### THE REQUEST
Your task is to copy every line of the entries that contains "Development".

[start MATERIAL FOR THE TASK]

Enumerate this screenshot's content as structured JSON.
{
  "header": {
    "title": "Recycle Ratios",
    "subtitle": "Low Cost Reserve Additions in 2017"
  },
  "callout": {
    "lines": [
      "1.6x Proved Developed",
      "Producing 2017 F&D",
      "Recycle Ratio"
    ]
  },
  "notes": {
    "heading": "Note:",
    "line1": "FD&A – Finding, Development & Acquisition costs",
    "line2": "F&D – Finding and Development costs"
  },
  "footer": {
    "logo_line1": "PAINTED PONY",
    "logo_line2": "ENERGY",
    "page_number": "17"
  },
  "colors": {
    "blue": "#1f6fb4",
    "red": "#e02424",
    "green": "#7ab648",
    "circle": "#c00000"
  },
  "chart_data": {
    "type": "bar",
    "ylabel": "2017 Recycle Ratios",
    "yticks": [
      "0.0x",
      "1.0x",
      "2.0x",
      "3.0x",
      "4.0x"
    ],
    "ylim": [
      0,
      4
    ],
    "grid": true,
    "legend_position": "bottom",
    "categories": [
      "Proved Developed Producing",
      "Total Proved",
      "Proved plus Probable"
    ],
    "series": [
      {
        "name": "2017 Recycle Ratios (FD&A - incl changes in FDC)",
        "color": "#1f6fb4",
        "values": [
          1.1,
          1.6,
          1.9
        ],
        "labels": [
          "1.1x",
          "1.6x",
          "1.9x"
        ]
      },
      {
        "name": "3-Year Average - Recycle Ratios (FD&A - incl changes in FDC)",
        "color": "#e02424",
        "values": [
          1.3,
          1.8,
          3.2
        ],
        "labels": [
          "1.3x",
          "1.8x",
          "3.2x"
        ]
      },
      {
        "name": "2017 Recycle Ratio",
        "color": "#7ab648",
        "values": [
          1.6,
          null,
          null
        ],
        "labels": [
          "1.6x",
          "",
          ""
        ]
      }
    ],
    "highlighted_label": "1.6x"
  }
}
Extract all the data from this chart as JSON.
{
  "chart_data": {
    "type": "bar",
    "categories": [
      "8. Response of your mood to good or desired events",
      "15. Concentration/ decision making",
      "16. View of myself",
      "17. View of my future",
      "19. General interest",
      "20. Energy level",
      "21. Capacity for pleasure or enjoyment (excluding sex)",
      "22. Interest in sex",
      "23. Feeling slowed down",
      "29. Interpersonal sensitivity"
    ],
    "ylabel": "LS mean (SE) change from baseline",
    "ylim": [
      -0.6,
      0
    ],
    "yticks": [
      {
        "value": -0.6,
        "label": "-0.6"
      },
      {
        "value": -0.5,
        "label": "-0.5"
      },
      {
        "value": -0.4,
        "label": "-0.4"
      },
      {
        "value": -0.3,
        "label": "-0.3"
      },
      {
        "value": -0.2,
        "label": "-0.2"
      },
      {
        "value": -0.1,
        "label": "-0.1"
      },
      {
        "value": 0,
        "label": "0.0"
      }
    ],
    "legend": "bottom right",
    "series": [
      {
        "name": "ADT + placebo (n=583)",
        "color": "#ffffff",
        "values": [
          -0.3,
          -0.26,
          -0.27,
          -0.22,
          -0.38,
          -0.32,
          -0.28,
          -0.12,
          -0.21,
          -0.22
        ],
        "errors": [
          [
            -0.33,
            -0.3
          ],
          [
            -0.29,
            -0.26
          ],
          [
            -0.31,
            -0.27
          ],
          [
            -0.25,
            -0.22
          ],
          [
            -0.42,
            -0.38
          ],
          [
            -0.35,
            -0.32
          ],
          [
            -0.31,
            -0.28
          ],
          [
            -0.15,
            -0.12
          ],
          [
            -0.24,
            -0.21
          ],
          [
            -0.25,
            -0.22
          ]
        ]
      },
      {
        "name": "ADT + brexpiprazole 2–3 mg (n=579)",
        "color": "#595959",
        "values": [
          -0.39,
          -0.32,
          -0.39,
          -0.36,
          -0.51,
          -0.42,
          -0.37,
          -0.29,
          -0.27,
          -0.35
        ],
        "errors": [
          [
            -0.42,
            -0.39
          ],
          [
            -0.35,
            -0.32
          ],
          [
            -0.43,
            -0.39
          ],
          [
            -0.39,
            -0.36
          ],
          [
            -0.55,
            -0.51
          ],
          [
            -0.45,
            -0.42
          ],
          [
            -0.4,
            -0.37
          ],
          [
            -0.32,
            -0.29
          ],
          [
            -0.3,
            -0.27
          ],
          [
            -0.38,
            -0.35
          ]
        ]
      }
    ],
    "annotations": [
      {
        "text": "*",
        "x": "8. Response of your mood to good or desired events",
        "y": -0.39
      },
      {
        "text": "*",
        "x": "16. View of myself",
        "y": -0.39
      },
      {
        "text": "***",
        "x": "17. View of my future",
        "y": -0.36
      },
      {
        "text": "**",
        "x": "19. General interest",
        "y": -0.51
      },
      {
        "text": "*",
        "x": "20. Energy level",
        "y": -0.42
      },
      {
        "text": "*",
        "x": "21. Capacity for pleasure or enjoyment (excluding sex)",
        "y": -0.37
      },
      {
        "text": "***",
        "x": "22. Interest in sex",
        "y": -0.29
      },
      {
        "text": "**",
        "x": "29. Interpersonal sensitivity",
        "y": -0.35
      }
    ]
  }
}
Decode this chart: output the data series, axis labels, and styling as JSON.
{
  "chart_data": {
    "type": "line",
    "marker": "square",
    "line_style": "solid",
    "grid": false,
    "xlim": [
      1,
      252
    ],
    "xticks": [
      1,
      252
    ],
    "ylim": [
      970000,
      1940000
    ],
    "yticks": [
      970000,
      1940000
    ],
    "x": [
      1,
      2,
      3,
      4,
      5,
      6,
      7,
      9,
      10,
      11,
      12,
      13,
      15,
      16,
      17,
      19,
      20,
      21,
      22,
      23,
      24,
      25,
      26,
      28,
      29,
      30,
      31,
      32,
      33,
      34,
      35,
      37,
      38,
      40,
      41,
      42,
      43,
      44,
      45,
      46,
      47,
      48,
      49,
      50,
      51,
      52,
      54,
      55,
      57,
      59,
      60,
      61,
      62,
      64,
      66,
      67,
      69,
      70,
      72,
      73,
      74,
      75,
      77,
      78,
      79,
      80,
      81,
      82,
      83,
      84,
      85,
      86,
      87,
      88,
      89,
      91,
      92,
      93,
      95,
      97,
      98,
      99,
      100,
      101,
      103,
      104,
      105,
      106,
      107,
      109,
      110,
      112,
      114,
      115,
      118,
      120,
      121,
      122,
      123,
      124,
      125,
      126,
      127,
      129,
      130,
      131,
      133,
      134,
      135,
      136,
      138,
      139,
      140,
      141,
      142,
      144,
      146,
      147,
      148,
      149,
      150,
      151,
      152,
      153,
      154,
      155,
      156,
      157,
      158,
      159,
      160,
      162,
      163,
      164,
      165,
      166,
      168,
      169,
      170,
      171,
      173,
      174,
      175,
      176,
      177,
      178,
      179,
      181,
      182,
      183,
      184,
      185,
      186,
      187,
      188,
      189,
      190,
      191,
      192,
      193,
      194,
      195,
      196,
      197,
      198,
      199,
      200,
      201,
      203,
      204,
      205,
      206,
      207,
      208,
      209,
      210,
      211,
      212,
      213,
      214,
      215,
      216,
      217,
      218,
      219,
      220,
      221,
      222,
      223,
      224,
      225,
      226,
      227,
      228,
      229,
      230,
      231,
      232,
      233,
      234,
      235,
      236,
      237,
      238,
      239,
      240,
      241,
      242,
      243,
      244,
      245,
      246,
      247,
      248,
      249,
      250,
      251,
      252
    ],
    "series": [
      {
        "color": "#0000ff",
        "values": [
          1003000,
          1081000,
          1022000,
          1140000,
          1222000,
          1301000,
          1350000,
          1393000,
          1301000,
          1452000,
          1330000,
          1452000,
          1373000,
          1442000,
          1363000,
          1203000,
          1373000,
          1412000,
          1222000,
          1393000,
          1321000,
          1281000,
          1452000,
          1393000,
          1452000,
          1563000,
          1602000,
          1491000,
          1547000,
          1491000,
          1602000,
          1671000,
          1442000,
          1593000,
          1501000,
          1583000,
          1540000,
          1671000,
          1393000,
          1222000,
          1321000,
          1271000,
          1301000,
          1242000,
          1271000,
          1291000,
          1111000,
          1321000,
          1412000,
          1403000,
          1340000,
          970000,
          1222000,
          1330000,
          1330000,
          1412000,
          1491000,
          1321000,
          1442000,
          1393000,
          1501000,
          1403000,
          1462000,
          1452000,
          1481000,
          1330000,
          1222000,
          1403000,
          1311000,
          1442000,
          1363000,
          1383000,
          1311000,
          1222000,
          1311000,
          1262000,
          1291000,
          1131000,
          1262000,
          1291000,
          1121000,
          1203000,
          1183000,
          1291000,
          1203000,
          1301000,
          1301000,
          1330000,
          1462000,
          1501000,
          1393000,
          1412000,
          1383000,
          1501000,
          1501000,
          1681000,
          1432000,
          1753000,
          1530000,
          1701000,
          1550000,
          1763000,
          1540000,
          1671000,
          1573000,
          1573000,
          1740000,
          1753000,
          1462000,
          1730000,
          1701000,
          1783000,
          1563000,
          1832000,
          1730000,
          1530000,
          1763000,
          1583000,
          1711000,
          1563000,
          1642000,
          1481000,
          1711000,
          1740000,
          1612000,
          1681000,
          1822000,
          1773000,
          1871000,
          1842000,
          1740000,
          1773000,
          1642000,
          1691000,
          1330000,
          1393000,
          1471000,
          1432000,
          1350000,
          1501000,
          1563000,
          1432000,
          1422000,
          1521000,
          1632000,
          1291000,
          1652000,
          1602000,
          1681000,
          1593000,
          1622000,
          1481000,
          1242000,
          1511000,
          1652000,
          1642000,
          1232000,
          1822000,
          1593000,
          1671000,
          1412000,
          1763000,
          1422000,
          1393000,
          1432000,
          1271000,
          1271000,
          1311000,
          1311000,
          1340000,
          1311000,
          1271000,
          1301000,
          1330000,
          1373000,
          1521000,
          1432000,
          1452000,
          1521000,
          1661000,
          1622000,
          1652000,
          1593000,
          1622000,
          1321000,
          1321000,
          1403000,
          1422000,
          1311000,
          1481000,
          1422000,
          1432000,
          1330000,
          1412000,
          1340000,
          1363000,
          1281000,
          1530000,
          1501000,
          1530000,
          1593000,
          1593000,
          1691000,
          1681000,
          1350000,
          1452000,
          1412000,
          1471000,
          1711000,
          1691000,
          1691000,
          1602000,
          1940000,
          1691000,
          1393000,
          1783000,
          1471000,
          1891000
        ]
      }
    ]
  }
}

[end MATERIAL FOR THE TASK]

### RESULT BELOW
    "line1": "FD&A – Finding, Development & Acquisition costs",
    "line2": "F&D – Finding and Development costs"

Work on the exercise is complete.